╭─ SUPPLIED DATA

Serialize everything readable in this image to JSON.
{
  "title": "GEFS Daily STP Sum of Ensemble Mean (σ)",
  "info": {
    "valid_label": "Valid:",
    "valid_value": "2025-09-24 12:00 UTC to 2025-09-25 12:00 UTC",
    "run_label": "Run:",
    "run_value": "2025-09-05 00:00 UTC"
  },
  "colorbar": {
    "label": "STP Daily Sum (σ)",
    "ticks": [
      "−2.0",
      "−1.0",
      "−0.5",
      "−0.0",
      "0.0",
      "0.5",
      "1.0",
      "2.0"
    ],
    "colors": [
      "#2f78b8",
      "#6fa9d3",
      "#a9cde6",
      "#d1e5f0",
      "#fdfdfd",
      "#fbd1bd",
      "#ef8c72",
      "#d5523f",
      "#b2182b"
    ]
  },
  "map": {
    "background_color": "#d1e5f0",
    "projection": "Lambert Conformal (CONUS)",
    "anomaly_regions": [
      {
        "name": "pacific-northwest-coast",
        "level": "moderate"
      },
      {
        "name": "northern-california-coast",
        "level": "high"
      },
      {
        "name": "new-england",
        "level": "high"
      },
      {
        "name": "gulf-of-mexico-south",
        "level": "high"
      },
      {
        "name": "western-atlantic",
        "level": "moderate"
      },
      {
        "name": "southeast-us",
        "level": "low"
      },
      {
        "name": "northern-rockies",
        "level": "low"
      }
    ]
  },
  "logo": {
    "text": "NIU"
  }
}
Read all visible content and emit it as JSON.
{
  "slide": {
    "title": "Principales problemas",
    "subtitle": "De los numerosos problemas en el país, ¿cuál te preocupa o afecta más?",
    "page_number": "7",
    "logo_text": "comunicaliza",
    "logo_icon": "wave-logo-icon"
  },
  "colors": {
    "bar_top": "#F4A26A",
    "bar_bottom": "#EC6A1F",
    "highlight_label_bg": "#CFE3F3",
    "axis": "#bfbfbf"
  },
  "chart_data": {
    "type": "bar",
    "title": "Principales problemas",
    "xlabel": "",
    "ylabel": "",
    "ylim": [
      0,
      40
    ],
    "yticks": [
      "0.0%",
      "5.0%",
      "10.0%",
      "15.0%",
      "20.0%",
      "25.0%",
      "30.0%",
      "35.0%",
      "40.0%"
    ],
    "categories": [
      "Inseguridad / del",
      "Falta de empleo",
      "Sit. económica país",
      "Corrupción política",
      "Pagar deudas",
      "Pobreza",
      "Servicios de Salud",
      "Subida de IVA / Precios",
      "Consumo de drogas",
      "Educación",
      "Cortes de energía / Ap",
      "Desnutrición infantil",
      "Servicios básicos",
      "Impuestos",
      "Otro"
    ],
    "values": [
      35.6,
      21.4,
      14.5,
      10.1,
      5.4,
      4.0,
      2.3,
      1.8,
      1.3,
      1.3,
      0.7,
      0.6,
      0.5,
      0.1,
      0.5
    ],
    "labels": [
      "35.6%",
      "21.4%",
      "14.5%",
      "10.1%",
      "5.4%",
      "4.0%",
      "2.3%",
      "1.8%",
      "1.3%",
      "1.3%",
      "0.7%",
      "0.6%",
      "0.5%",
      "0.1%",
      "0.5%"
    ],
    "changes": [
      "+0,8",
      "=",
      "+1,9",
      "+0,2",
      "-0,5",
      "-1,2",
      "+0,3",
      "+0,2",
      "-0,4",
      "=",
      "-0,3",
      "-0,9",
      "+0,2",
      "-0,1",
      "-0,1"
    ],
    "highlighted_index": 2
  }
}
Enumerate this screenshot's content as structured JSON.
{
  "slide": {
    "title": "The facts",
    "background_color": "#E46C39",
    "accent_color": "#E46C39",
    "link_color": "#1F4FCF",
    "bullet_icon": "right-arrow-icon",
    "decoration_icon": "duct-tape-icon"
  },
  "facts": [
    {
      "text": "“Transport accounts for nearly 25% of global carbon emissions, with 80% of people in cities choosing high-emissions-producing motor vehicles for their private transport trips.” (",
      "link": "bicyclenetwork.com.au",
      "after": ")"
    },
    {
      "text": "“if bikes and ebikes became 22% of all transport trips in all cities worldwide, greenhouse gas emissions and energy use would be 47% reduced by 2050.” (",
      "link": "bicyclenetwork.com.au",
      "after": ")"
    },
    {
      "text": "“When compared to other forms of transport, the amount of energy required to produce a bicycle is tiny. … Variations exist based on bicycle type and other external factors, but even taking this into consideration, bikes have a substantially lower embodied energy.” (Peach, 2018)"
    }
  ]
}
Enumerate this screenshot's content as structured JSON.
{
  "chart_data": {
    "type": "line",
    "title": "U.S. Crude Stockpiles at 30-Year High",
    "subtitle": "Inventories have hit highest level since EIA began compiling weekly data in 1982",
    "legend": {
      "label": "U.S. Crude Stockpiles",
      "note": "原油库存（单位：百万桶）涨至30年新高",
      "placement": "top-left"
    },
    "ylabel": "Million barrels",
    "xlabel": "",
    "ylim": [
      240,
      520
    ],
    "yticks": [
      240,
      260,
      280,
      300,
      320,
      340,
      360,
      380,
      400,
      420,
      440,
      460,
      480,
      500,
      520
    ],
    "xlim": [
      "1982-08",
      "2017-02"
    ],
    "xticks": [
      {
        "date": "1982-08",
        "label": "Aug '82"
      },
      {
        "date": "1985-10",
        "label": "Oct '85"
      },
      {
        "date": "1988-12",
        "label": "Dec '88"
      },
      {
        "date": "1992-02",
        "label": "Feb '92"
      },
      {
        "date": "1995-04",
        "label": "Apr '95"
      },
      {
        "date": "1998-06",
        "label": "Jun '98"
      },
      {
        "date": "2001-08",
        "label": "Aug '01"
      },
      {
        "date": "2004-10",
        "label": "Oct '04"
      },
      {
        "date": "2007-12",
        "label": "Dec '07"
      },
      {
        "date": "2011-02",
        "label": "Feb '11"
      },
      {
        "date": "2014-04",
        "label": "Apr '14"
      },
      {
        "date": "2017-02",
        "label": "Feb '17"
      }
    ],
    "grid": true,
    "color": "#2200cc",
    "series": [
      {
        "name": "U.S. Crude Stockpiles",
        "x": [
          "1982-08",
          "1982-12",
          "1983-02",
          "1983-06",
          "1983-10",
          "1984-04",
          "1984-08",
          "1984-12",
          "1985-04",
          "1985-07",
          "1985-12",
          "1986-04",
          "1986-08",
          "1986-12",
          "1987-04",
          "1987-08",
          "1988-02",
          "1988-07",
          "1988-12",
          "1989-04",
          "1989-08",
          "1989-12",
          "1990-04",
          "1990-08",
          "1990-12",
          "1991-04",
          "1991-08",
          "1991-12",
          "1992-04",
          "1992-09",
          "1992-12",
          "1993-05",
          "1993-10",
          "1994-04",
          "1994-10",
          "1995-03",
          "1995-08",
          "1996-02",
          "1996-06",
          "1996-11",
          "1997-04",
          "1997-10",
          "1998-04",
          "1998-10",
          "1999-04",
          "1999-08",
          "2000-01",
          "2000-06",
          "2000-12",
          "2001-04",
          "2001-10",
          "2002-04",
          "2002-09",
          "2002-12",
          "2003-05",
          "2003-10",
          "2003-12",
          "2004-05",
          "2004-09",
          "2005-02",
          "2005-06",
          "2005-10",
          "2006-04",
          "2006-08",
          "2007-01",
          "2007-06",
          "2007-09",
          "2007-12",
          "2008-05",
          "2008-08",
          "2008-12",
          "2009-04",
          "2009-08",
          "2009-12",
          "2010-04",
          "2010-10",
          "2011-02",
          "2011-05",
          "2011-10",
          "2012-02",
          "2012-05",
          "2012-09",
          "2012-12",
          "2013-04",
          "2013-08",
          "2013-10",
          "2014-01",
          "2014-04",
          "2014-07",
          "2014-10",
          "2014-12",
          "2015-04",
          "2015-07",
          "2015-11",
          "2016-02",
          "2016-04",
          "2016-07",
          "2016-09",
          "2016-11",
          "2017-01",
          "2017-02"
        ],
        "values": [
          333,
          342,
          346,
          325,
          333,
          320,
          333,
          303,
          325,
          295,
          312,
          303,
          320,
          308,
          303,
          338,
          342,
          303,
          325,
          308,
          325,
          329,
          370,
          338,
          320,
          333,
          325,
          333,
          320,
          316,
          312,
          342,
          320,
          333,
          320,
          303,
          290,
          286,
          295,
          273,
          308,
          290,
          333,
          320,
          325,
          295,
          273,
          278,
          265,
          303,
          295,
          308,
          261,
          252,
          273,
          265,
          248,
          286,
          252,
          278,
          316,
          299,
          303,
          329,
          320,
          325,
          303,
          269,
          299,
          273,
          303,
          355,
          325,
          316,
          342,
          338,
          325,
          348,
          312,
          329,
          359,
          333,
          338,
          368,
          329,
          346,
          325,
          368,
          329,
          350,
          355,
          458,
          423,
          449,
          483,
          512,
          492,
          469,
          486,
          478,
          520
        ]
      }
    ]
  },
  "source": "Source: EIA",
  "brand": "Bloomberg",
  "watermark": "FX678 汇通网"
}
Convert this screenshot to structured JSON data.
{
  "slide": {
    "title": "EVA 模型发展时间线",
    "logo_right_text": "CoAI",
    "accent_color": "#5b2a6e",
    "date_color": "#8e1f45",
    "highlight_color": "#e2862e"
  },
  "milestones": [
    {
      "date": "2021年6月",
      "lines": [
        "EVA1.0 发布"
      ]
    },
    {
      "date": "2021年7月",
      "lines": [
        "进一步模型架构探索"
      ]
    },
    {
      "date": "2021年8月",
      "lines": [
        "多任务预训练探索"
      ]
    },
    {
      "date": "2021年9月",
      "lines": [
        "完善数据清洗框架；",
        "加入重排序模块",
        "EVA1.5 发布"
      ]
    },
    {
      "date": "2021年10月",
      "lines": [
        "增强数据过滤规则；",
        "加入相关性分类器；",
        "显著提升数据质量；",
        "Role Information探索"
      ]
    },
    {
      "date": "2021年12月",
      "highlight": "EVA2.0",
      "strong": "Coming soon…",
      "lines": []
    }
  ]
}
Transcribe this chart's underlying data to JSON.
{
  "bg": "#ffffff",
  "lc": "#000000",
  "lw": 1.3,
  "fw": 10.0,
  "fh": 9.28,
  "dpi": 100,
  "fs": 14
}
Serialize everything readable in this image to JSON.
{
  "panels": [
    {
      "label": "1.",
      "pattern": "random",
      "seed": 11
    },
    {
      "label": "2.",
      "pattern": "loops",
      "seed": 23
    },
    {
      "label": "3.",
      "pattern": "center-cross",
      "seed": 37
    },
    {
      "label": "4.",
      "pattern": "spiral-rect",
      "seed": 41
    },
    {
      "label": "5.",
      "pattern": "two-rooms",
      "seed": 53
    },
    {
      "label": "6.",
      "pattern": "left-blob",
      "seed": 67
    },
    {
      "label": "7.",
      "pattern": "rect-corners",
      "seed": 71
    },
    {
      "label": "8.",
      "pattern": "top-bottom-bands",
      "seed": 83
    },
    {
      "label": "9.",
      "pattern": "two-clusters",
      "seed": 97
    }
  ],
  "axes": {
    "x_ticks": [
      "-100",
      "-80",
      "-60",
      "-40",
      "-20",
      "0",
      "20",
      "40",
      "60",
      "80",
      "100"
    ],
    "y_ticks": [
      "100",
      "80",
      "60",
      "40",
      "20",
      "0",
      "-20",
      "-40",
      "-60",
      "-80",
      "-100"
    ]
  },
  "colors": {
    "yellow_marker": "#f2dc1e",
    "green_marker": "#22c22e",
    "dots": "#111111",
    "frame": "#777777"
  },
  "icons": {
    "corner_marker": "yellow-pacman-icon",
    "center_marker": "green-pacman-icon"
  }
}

╰─

Exactly how many lines in the data above contain the word "Crude"? Respond with the number and nothing more.

FINISHED EXERCISE ▸ 3